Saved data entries

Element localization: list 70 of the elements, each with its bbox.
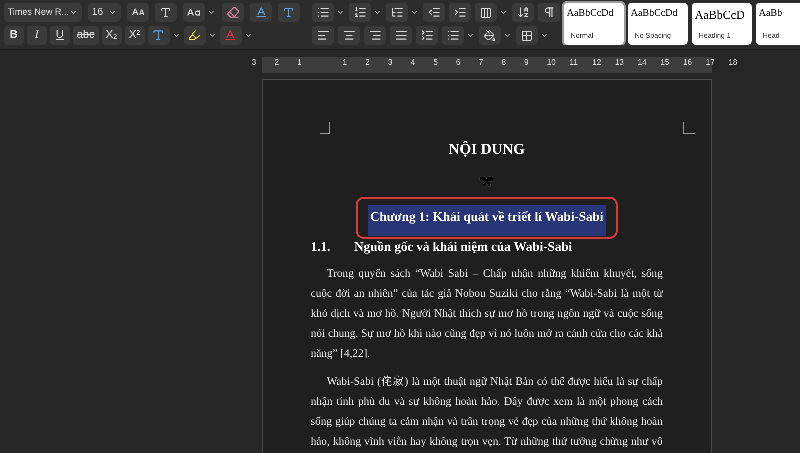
chapter-heading: Chương 1: Khái quát về triết lí Wabi-Sabi	[368, 204, 606, 236]
format-button[interactable]: X²	[124, 26, 145, 45]
format-button[interactable]: U	[50, 26, 70, 45]
numbered-list-icon[interactable]	[349, 3, 371, 22]
butterfly-icon	[479, 176, 495, 188]
ruler-number: 13	[615, 56, 624, 68]
sort-icon[interactable]	[512, 3, 534, 22]
eraser-icon[interactable]	[222, 3, 244, 22]
multilevel-list-icon[interactable]	[386, 3, 408, 22]
ruler-number: 4	[410, 56, 416, 68]
document-title: NỘI DUNG	[448, 140, 526, 160]
caret-icon[interactable]	[503, 31, 512, 40]
ruler-number: 15	[660, 56, 670, 68]
caret-icon[interactable]	[172, 31, 181, 40]
ruler-number: 8	[502, 56, 506, 68]
ruler-number: 3	[388, 56, 393, 68]
caret-icon[interactable]	[208, 31, 217, 40]
format-button[interactable]: I	[27, 26, 47, 45]
highlighter-icon[interactable]	[184, 26, 206, 45]
caret-icon[interactable]	[336, 8, 345, 17]
font-color-icon[interactable]	[220, 26, 242, 45]
align-right-icon[interactable]	[364, 26, 386, 45]
ruler-number: 18	[728, 56, 738, 68]
format-button[interactable]: abc	[73, 26, 99, 45]
ruler-number: 9	[524, 56, 529, 68]
justify-icon[interactable]	[390, 26, 412, 45]
grow-font-icon[interactable]	[127, 3, 149, 22]
decrease-indent-icon[interactable]	[423, 3, 445, 22]
ruler-number: 7	[479, 56, 484, 68]
ruler-number: 1	[297, 56, 302, 68]
ruler-number: 6	[456, 56, 461, 68]
ruler-number: 2	[274, 56, 280, 68]
caret-icon[interactable]	[466, 31, 475, 40]
ruler-number: 5	[434, 56, 438, 68]
corner-mark	[320, 122, 330, 134]
borders-icon[interactable]	[516, 26, 538, 45]
ruler-number: 1	[342, 56, 348, 68]
format-button[interactable]: X₂	[102, 26, 122, 45]
format-button[interactable]: B	[4, 26, 24, 45]
caret-icon[interactable]	[499, 8, 508, 17]
ruler-number: 10	[547, 56, 556, 68]
text-effects-icon[interactable]	[148, 26, 170, 45]
caret-icon[interactable]	[69, 8, 78, 17]
ruler-number: 16	[683, 56, 692, 68]
ruler-number: 12	[592, 56, 602, 68]
corner-mark	[683, 122, 695, 134]
pilcrow-icon[interactable]	[538, 3, 560, 22]
align-center-icon[interactable]	[338, 26, 360, 45]
caret-icon[interactable]	[373, 8, 382, 17]
align-left-icon[interactable]	[312, 26, 334, 45]
font-name-field[interactable]: Times New R...	[4, 3, 82, 22]
body-paragraph: Trong quyển sách “Wabi Sabi – Chấp nhận những khiếm khuyết, sống cuộc đời an nhiên” của tác giả Nobou Suziki cho rằng “Wabi-Sabi là một từ khó dịch và mơ hồ. Người Nhật thích sự mơ hồ trong ngôn ngữ và cuộc sống nói chung. Sự mơ hồ khi nào cũng đẹp vì nó luôn mở ra cánh cửa cho các khả năng” [4,22].	[311, 267, 663, 362]
caret-icon[interactable]	[244, 31, 253, 40]
section-title: Nguồn gốc và khái niệm của Wabi-Sabi	[354, 238, 572, 256]
shading-icon[interactable]	[479, 26, 501, 45]
caret-icon[interactable]	[540, 31, 549, 40]
section-number: 1.1.	[311, 238, 330, 256]
font-size-field[interactable]: 16	[88, 3, 121, 22]
ruler-number: 2	[366, 56, 370, 68]
caret-icon[interactable]	[108, 8, 117, 17]
ruler-number: 11	[570, 56, 578, 68]
caret-icon[interactable]	[410, 8, 419, 17]
change-case-icon[interactable]	[183, 3, 205, 22]
ruler-number: 17	[706, 56, 715, 68]
ruler-number: 3	[252, 56, 256, 68]
body-paragraph: Wabi-Sabi (侘寂) là một thuật ngữ Nhật Bản có thể được hiểu là sự chấp nhận tính phù du và sự không hoàn hảo. Đây được xem là một phong cách sống giúp chúng ta cảm nhận và trân trọng vẻ đẹp của những thứ không hoàn hảo, không vĩnh viễn hay không trọn vẹn. Từ những thứ tưởng chừng như vô	[311, 374, 663, 450]
caret-icon[interactable]	[207, 8, 216, 17]
ruler-number: 14	[638, 56, 647, 68]
increase-indent-icon[interactable]	[449, 3, 471, 22]
bullet-list-icon[interactable]	[312, 3, 334, 22]
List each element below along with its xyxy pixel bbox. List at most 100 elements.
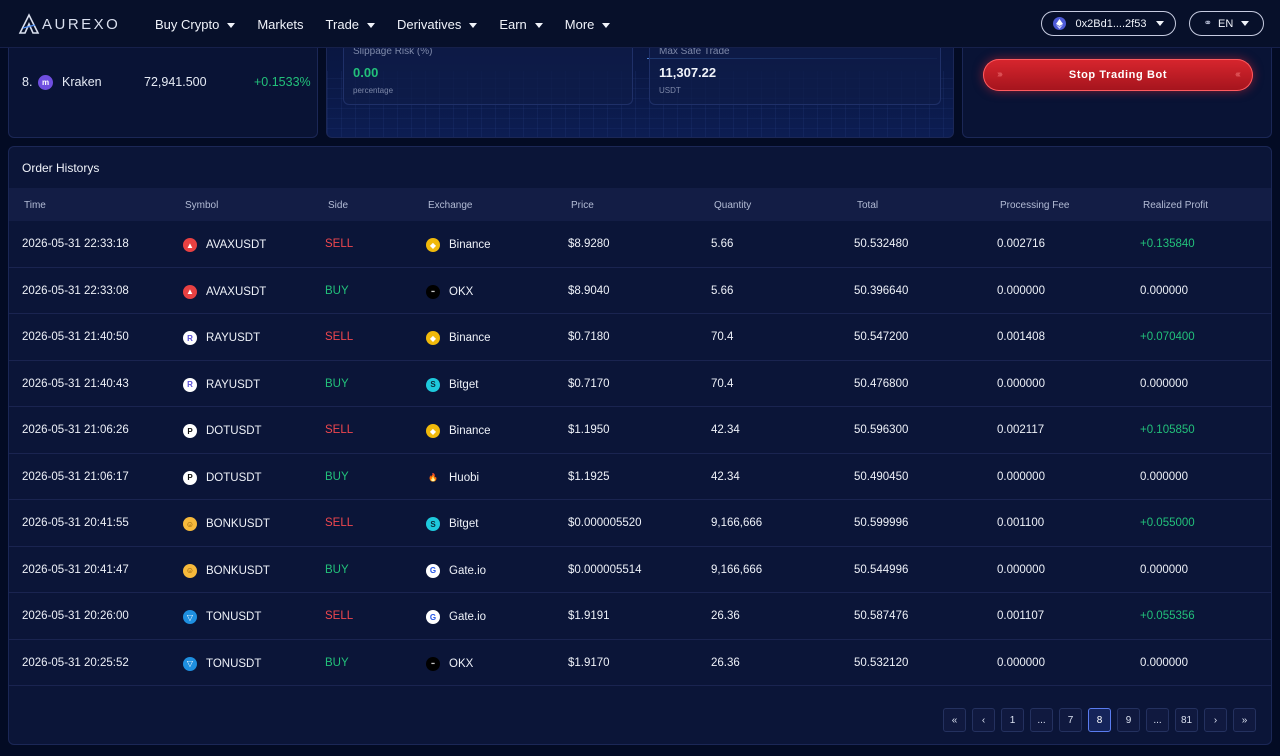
prev-page-button[interactable]: ‹	[972, 708, 995, 732]
nav-item-trade[interactable]: Trade	[325, 16, 376, 32]
binance-exchange-icon: ◆	[426, 424, 440, 438]
cell-processing-fee: 0.000000	[997, 471, 1045, 483]
last-page-button[interactable]: »	[1233, 708, 1256, 732]
cell-quantity: 70.4	[711, 331, 733, 343]
fee-text: 0.000000	[997, 656, 1045, 669]
fee-text: 0.001100	[997, 517, 1045, 529]
avax-coin-icon: ▲	[183, 284, 197, 299]
profit-text: 0.000000	[1140, 563, 1188, 576]
ray-coin-icon: R	[183, 377, 197, 392]
time-text: 2026-05-31 22:33:08	[22, 284, 129, 297]
nav-item-buy-crypto[interactable]: Buy Crypto	[155, 17, 236, 32]
total-text: 50.476800	[854, 377, 909, 390]
chevron-down-icon	[367, 22, 376, 28]
page-button-9[interactable]: 9	[1117, 708, 1140, 732]
cell-quantity: 42.34	[711, 424, 740, 436]
cell-side: SELL	[325, 517, 353, 529]
table-row[interactable]: 2026-05-31 21:40:43 R RAYUSDT BUY S Bitget $0.…	[9, 361, 1271, 407]
cell-side: BUY	[325, 378, 349, 390]
chevron-down-icon	[227, 22, 236, 28]
quantity-text: 70.4	[711, 331, 734, 343]
cell-quantity: 26.36	[711, 610, 740, 622]
chevron-down-icon	[1241, 21, 1250, 26]
profit-text: +0.055356	[1140, 610, 1195, 622]
cell-price: $1.1925	[568, 471, 610, 483]
page-button-8[interactable]: 8	[1088, 708, 1111, 732]
nav-item-derivatives[interactable]: Derivatives	[397, 17, 478, 32]
cell-processing-fee: 0.002716	[997, 238, 1045, 250]
side-text: BUY	[325, 470, 349, 483]
quantity-text: 9,166,666	[711, 563, 763, 576]
main-nav: Buy Crypto Markets Trade Derivatives Earn Mor…	[155, 0, 632, 48]
cell-exchange: S Bitget	[426, 377, 478, 392]
cell-processing-fee: 0.000000	[997, 285, 1045, 297]
cell-total: 50.596300	[854, 424, 908, 436]
exchange-text: Gate.io	[449, 564, 487, 577]
pagination: «‹ 1... 7 8 9... 81 ›»	[943, 708, 1262, 732]
table-row[interactable]: 2026-05-31 22:33:08 ▲ AVAXUSDT BUY ▪▪ OKX $8.9…	[9, 268, 1271, 314]
nav-item-more[interactable]: More	[565, 17, 611, 32]
language-button[interactable]: ⚭ EN	[1189, 11, 1264, 36]
table-row[interactable]: 2026-05-31 20:26:00 ▽ TONUSDT SELL G Gate.io $…	[9, 593, 1271, 640]
cell-total: 50.547200	[854, 331, 908, 343]
cell-quantity: 5.66	[711, 238, 733, 250]
slippage-risk-unit: percentage	[353, 86, 394, 95]
time-text: 2026-05-31 21:06:17	[22, 470, 129, 483]
cell-price: $1.1950	[568, 424, 610, 436]
max-safe-trade-card: Max Safe Trade 11,307.22 USDT	[649, 41, 941, 105]
page-button-7[interactable]: 7	[1059, 708, 1082, 732]
table-row[interactable]: 2026-05-31 21:40:50 R RAYUSDT SELL ◆ Binance $…	[9, 314, 1271, 361]
cell-realized-profit: +0.070400	[1140, 331, 1195, 343]
page-button-81[interactable]: 81	[1175, 708, 1198, 732]
cell-exchange: G Gate.io	[426, 610, 486, 624]
table-row[interactable]: 2026-05-31 21:06:26 P DOTUSDT SELL ◆ Binance $…	[9, 407, 1271, 454]
page-button-1[interactable]: 1	[1001, 708, 1024, 732]
quantity-text: 9,166,666	[711, 517, 763, 529]
table-row[interactable]: 2026-05-31 21:06:17 P DOTUSDT BUY 🔥 Huobi $1.1…	[9, 454, 1271, 500]
symbol-text: BONKUSDT	[206, 564, 270, 577]
price-text: $0.000005514	[568, 563, 642, 576]
exchange-name: Kraken	[62, 75, 102, 89]
wallet-button[interactable]: 0x2Bd1....2f53	[1041, 11, 1176, 36]
gate-exchange-icon: G	[426, 563, 440, 578]
fee-text: 0.000000	[997, 563, 1045, 576]
next-page-button[interactable]: ›	[1204, 708, 1227, 732]
dot-coin-icon: P	[183, 424, 197, 438]
profit-text: +0.135840	[1140, 238, 1195, 250]
nav-item-earn[interactable]: Earn	[499, 17, 543, 32]
table-row[interactable]: 2026-05-31 20:41:55 ☺ BONKUSDT SELL S Bitget $…	[9, 500, 1271, 547]
gate-exchange-icon: G	[426, 610, 440, 624]
cell-side: BUY	[325, 285, 349, 297]
fee-text: 0.002117	[997, 424, 1045, 436]
slippage-risk-card: Slippage Risk (%) 0.00 percentage	[343, 41, 633, 105]
total-text: 50.599996	[854, 517, 909, 529]
brand-logo[interactable]: AUREXO	[18, 13, 120, 35]
nav-item-markets[interactable]: Markets	[257, 17, 303, 32]
cell-symbol: ▽ TONUSDT	[183, 610, 261, 624]
fee-text: 0.001408	[997, 331, 1045, 343]
chevron-down-icon	[534, 22, 543, 28]
first-page-button[interactable]: «	[943, 708, 966, 732]
price-text: $1.9170	[568, 656, 610, 669]
cell-time: 2026-05-31 21:40:50	[22, 331, 129, 343]
total-text: 50.544996	[854, 563, 909, 576]
exchange-text: Huobi	[449, 471, 480, 484]
chevron-down-icon	[469, 22, 478, 28]
time-text: 2026-05-31 20:25:52	[22, 656, 129, 669]
exchange-ranking-row[interactable]: 8. m Kraken 72,941.500 +0.1533%	[22, 73, 312, 91]
quantity-text: 42.34	[711, 424, 740, 436]
table-row[interactable]: 2026-05-31 22:33:18 ▲ AVAXUSDT SELL ◆ Binance…	[9, 221, 1271, 268]
cell-side: BUY	[325, 564, 349, 576]
price-text: $8.9040	[568, 284, 610, 297]
nav-item-label: Trade	[325, 16, 360, 32]
binance-exchange-icon: ◆	[426, 331, 440, 345]
price-text: $1.1925	[568, 470, 610, 483]
total-text: 50.587476	[854, 610, 909, 622]
cell-realized-profit: 0.000000	[1140, 285, 1188, 297]
quantity-text: 70.4	[711, 377, 734, 390]
stop-trading-bot-button[interactable]: ››› Stop Trading Bot ‹‹‹	[983, 59, 1253, 91]
table-row[interactable]: 2026-05-31 20:41:47 ☺ BONKUSDT BUY G Gate.io $…	[9, 547, 1271, 593]
table-row[interactable]: 2026-05-31 20:25:52 ▽ TONUSDT BUY ▪▪ OKX $1.91…	[9, 640, 1271, 686]
symbol-text: TONUSDT	[206, 657, 262, 670]
ton-coin-icon: ▽	[183, 610, 197, 624]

→ **TASK TO CARRY OUT**:
Arrange the listing lines from the one containing "708, 995, 732]" through the one containing "517, 1045, 529]" as a numbered list, leaving out any blank lines.

→ **EXERCISE OUTPUT**:
1. prev-page-button[interactable]: ‹	[972, 708, 995, 732]
2. nav-item-trade[interactable]: Trade	[325, 16, 376, 32]
3. binance-exchange-icon: ◆	[426, 424, 440, 438]
4. cell-processing-fee: 0.000000	[997, 471, 1045, 483]
5. last-page-button[interactable]: »	[1233, 708, 1256, 732]
6. cell-quantity: 70.4	[711, 331, 733, 343]
7. fee-text: 0.000000	[997, 656, 1045, 669]
8. fee-text: 0.001100	[997, 517, 1045, 529]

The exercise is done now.